## [Exercise]
Determine how many lines include "description". Give the number and nothing else.

## [Records supplied]
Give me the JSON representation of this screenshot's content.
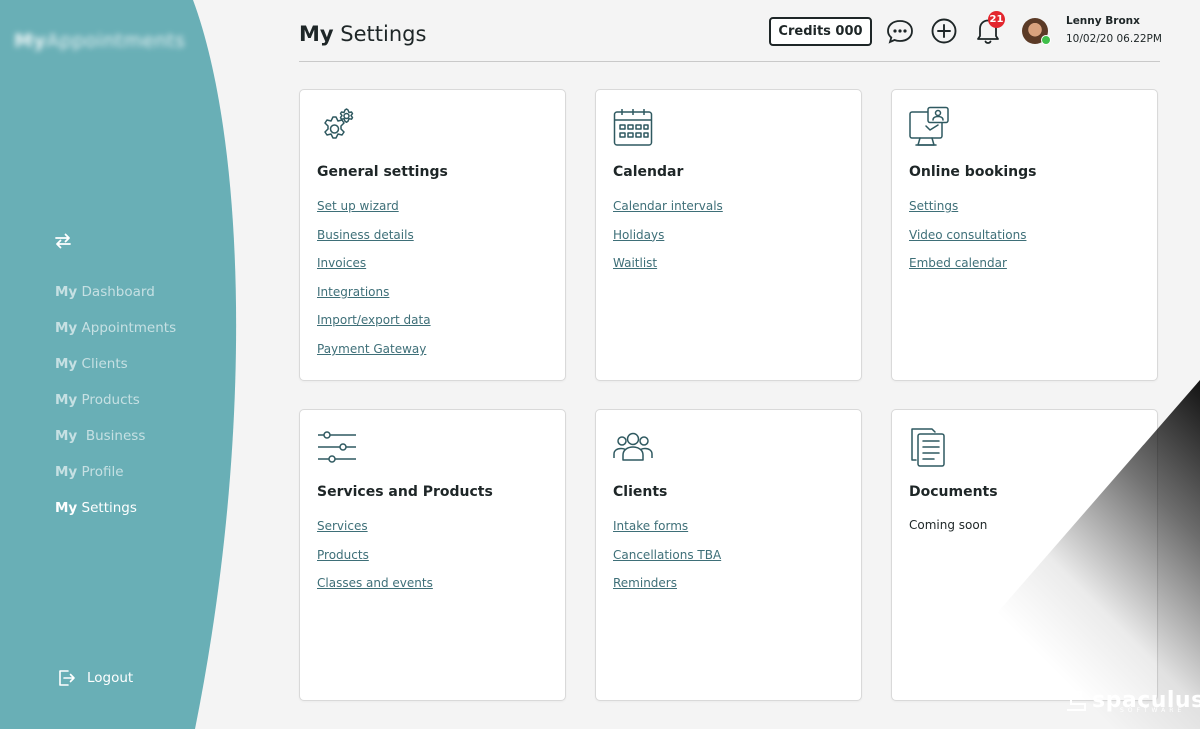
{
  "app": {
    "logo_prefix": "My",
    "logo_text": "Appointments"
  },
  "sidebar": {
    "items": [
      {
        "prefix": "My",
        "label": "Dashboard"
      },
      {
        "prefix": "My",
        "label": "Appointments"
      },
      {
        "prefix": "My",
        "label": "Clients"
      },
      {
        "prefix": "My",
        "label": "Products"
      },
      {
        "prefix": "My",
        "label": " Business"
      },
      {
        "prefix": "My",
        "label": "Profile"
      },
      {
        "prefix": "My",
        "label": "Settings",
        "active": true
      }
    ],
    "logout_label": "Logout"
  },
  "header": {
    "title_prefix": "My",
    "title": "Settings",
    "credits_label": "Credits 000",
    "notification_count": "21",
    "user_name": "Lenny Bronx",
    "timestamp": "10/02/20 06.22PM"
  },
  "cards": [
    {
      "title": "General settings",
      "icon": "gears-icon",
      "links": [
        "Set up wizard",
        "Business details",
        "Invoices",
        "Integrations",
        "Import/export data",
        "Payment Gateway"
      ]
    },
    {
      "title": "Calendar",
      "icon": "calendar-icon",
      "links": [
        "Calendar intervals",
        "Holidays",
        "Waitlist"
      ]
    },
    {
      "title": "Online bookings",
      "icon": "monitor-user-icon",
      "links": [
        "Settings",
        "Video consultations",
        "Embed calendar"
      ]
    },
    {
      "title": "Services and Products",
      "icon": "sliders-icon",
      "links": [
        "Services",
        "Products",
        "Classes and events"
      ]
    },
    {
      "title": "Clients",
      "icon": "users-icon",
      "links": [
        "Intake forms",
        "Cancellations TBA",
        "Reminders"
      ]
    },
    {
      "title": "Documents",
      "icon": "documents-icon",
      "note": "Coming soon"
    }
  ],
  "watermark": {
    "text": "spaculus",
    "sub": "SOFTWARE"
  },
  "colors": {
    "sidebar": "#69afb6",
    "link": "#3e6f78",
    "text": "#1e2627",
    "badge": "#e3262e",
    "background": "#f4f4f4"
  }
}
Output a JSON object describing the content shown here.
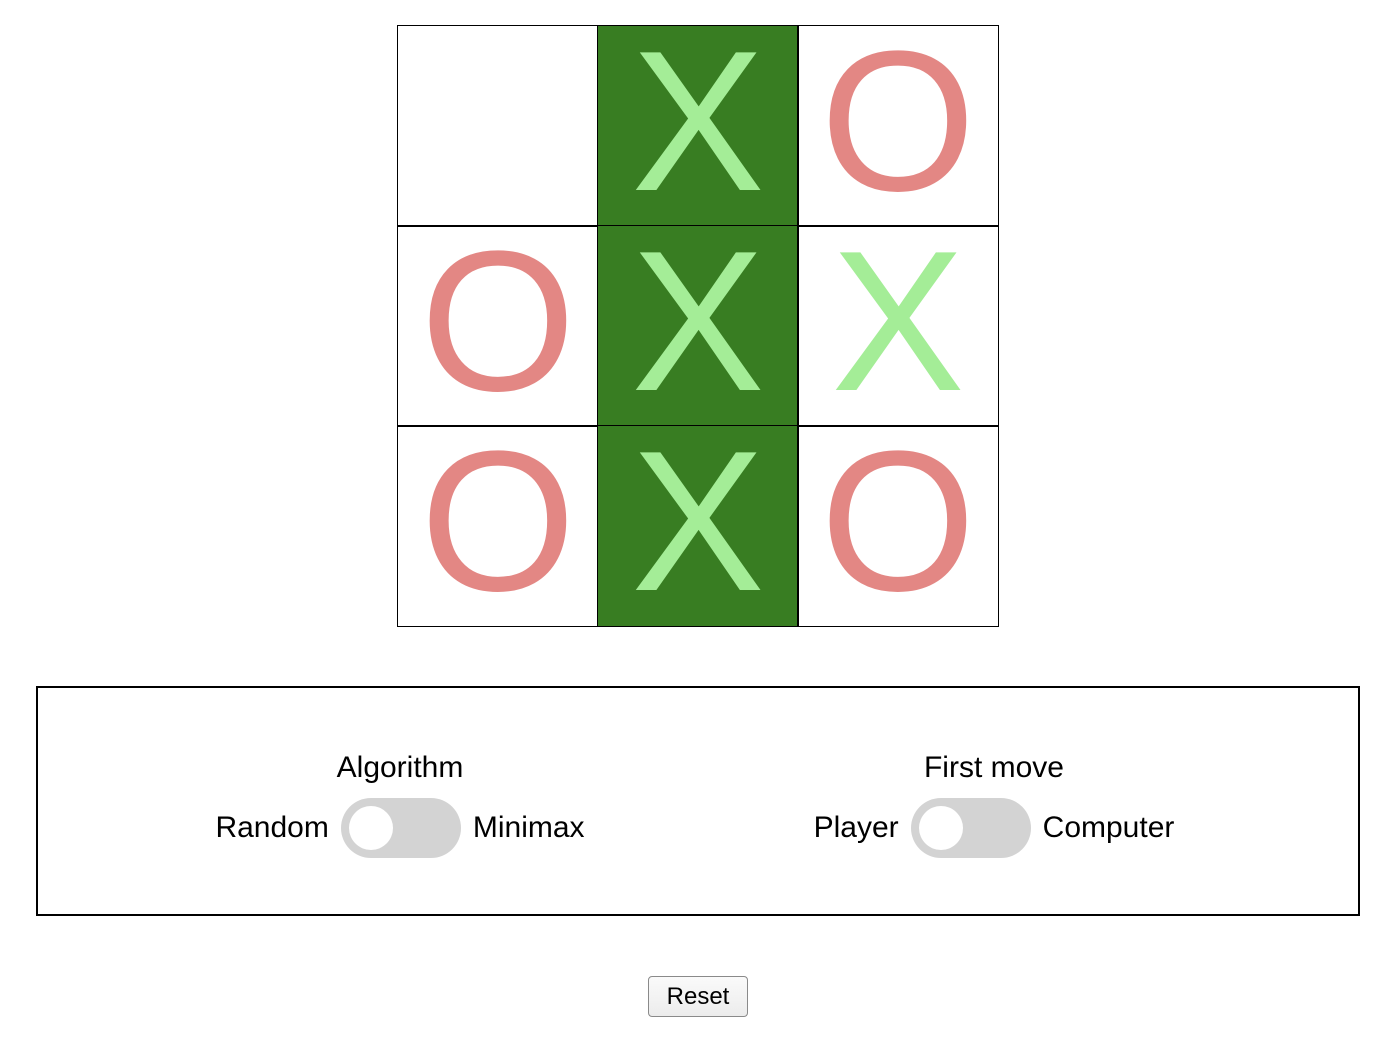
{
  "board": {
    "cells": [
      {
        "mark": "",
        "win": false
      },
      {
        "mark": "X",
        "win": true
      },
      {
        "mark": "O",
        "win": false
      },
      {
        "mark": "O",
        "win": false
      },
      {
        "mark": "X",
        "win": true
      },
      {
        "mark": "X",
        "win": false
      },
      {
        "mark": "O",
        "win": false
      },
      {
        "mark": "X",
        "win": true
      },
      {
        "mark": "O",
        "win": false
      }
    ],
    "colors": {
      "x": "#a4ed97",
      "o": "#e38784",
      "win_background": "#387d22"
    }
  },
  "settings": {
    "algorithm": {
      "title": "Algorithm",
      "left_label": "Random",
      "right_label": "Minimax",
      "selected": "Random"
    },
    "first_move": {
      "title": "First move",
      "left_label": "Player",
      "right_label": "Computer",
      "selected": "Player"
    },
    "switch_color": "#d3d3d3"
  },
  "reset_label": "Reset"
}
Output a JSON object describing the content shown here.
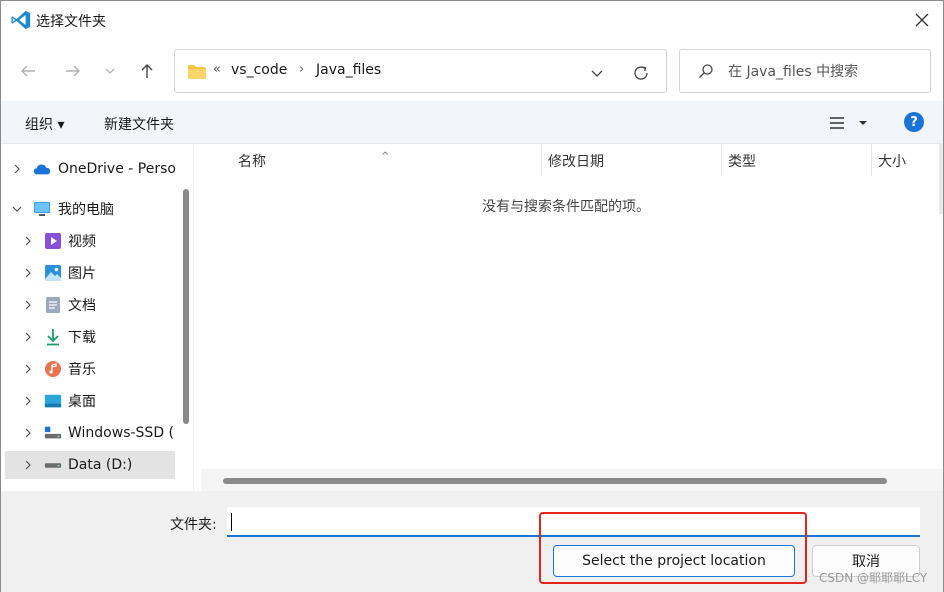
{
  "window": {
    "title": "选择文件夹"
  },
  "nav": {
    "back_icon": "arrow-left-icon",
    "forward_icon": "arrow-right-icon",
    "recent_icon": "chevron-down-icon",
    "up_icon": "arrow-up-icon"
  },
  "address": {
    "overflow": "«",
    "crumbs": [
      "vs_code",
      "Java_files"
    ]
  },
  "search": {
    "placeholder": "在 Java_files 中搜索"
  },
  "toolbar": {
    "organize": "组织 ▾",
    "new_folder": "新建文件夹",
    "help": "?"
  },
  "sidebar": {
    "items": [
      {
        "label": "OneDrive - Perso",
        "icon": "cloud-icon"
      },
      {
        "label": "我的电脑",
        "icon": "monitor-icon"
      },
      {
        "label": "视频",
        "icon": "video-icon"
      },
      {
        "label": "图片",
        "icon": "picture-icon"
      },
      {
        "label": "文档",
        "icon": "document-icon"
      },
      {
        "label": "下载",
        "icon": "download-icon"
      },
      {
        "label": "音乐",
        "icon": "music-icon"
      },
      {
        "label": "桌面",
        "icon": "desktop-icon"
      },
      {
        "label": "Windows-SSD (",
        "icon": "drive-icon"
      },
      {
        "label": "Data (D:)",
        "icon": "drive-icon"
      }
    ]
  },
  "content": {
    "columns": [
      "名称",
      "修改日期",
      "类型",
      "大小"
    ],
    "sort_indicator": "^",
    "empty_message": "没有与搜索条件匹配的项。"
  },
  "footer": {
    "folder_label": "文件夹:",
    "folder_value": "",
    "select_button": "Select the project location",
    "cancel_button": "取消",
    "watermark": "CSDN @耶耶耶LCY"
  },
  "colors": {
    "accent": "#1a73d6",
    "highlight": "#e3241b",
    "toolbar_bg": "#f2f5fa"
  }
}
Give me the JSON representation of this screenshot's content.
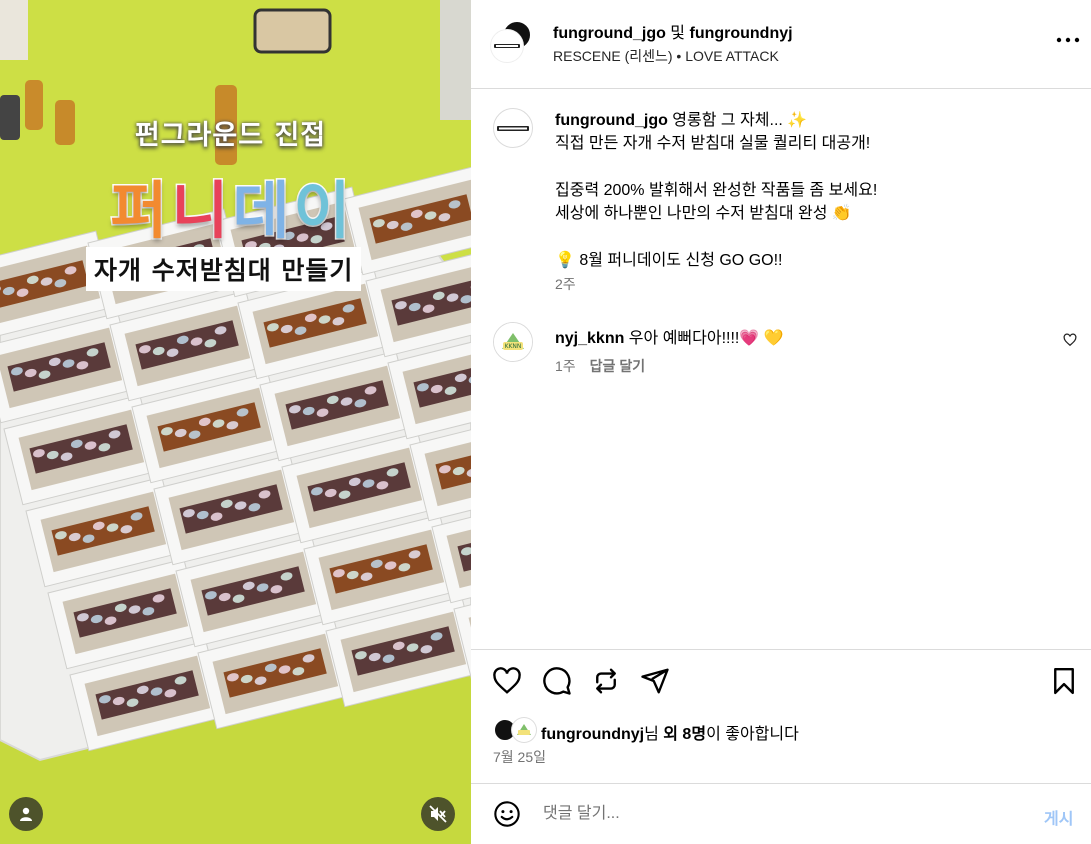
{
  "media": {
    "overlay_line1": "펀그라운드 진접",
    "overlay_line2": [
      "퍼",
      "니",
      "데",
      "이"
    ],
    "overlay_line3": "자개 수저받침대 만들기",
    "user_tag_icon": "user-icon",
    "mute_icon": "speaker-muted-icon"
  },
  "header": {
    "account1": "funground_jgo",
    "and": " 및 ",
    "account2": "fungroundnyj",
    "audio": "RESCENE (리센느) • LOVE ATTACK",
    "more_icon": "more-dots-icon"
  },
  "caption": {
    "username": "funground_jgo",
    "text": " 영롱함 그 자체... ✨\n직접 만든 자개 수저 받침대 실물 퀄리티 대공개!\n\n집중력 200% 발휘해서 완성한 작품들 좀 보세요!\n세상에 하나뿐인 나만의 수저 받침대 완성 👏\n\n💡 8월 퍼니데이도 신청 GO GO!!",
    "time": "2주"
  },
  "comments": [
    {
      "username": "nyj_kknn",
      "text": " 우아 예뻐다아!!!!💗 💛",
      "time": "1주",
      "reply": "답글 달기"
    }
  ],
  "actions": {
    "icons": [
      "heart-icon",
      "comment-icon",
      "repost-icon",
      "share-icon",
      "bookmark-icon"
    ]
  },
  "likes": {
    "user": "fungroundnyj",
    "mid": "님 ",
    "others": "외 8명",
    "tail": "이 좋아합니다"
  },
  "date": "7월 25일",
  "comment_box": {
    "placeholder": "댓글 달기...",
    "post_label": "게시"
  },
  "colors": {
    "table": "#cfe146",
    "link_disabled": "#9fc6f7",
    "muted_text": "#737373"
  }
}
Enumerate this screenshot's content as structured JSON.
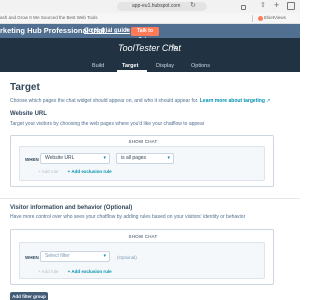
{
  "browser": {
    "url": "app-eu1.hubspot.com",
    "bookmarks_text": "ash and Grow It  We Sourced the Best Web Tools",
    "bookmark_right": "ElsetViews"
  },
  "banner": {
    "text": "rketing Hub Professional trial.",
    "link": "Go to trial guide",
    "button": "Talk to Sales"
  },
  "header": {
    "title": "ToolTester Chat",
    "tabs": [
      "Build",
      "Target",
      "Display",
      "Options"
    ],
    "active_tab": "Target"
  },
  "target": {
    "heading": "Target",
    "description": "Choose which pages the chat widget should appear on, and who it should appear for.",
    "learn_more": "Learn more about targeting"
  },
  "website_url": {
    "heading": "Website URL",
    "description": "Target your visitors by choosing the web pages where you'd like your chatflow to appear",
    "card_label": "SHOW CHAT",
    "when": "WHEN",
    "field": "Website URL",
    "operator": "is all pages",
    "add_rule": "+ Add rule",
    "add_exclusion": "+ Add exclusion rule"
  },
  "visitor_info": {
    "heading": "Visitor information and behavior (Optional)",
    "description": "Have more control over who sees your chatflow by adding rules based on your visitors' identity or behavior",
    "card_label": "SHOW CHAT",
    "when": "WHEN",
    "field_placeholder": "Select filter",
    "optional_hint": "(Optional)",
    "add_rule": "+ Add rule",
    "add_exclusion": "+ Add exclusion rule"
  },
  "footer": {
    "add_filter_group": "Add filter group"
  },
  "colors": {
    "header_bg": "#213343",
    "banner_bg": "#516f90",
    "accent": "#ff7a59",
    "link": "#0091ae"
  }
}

## [Answer to this task]
3